**SUPPLIED ENTRIES**

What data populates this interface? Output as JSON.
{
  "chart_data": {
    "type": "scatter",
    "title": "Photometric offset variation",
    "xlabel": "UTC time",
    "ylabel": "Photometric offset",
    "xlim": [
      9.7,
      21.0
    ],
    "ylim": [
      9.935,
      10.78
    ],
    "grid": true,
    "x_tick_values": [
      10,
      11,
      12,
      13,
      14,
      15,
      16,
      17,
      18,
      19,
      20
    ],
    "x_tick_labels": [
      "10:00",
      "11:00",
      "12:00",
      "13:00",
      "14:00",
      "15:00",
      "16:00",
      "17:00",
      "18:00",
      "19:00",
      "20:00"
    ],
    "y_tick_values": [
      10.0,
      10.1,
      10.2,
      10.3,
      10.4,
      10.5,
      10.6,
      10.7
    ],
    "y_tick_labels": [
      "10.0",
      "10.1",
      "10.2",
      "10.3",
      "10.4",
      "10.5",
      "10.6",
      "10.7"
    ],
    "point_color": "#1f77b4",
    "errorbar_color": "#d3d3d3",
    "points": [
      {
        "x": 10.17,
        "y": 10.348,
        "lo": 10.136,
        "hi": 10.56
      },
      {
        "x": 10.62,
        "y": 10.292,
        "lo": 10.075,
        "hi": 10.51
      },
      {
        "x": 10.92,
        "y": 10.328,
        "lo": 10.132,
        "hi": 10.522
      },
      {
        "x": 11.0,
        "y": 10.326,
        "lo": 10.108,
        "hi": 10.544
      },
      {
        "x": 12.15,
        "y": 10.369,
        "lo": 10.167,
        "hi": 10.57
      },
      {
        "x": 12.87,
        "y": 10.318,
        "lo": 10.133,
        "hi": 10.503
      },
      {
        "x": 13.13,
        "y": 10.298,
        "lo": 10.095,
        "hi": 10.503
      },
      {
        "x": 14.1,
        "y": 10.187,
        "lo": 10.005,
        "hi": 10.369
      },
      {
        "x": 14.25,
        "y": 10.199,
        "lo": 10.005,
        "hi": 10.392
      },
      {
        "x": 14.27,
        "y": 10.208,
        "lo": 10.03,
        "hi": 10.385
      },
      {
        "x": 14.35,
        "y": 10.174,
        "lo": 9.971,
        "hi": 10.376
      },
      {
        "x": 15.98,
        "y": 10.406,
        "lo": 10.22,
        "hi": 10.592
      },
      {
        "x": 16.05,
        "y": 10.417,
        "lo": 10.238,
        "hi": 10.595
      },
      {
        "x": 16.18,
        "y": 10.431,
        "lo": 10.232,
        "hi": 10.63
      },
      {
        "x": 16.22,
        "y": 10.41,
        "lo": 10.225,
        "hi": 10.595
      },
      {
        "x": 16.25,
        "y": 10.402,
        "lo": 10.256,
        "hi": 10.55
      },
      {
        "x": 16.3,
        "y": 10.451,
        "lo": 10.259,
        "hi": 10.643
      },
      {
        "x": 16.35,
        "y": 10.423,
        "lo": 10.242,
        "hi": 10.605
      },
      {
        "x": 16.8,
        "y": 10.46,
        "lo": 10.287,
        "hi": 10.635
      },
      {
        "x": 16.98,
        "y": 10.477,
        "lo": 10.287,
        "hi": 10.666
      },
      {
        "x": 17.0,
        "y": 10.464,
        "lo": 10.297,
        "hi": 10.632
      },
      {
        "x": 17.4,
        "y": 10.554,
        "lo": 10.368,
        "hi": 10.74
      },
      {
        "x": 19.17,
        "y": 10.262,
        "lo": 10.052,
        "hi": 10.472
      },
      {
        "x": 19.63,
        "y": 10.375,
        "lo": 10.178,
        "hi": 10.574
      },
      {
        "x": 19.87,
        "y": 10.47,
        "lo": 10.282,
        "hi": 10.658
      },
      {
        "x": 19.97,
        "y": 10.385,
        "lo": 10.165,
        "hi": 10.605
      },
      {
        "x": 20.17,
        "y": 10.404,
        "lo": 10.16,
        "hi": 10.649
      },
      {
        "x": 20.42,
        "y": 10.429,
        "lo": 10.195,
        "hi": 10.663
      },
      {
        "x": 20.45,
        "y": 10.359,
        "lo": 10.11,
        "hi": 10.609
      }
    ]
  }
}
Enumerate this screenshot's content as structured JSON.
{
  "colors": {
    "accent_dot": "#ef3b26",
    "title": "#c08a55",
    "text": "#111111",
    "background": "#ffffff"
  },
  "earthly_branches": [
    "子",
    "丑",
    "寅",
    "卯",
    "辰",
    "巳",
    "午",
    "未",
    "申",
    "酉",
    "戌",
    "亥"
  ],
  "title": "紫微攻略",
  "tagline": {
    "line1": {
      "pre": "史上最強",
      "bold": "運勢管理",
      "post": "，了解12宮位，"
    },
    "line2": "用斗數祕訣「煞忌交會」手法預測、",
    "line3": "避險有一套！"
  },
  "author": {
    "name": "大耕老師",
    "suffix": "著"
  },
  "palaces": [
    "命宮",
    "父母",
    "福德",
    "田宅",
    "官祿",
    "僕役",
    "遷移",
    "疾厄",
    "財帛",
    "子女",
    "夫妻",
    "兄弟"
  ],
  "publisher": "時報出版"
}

**EXERCISE**
State the count of lines above containing the string "Photometric", and add nothing to it.

**RESULT OF THE EXERCISE**
2